Aim: Single out the lines of the material that contain "title" and copy them.

Records shown:

* * * * * * * * *

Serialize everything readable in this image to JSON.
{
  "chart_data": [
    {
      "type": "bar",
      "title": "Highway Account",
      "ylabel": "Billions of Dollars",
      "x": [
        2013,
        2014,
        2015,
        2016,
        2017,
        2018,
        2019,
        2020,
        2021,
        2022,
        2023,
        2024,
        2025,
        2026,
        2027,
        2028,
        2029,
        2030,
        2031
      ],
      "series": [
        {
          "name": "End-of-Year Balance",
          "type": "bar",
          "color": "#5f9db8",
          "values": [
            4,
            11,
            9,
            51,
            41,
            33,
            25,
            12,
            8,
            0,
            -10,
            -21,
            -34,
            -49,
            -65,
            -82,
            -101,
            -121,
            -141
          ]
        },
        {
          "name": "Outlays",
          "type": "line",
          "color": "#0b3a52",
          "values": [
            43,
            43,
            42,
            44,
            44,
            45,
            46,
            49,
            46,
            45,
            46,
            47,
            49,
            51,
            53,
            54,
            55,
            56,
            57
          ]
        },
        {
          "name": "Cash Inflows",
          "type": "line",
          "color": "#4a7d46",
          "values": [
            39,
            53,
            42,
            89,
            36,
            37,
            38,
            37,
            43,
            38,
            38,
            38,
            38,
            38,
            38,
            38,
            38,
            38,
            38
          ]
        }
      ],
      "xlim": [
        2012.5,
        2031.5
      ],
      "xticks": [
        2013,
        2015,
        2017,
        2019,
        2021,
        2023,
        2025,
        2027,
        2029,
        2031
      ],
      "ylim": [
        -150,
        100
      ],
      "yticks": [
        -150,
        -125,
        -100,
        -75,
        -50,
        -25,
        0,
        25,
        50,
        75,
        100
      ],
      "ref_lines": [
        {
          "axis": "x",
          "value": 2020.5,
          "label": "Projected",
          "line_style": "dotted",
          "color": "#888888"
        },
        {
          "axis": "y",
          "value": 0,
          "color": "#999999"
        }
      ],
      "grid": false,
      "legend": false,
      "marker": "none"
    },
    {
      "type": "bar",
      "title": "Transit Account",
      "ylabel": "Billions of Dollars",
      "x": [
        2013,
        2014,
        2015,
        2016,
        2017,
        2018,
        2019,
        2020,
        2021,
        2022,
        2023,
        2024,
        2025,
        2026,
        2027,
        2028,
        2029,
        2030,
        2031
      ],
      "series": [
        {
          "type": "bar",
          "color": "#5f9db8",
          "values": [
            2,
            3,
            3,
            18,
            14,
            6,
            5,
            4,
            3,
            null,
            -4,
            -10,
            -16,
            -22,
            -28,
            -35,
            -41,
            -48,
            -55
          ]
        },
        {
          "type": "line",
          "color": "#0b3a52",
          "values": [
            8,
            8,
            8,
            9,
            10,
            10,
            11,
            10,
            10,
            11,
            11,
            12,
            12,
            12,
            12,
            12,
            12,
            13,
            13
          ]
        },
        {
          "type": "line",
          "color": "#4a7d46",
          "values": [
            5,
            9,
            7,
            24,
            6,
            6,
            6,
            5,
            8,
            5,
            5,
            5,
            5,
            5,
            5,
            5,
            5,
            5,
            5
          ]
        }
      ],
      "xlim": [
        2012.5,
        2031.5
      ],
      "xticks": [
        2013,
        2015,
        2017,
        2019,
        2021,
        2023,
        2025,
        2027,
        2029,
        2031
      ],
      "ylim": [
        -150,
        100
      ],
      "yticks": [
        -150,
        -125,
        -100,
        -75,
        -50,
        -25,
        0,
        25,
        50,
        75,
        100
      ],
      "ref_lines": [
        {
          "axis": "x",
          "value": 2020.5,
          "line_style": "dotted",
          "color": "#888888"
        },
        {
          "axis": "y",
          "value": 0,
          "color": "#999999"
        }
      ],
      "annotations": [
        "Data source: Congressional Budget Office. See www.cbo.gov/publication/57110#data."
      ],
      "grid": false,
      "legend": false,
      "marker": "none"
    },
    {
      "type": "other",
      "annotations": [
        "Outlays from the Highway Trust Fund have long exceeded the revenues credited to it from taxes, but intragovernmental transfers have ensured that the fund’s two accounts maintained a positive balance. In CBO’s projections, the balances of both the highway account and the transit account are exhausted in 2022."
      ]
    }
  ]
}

* * * * * * * * *

Answer to the problem:
      "title": "Highway Account",
      "title": "Transit Account",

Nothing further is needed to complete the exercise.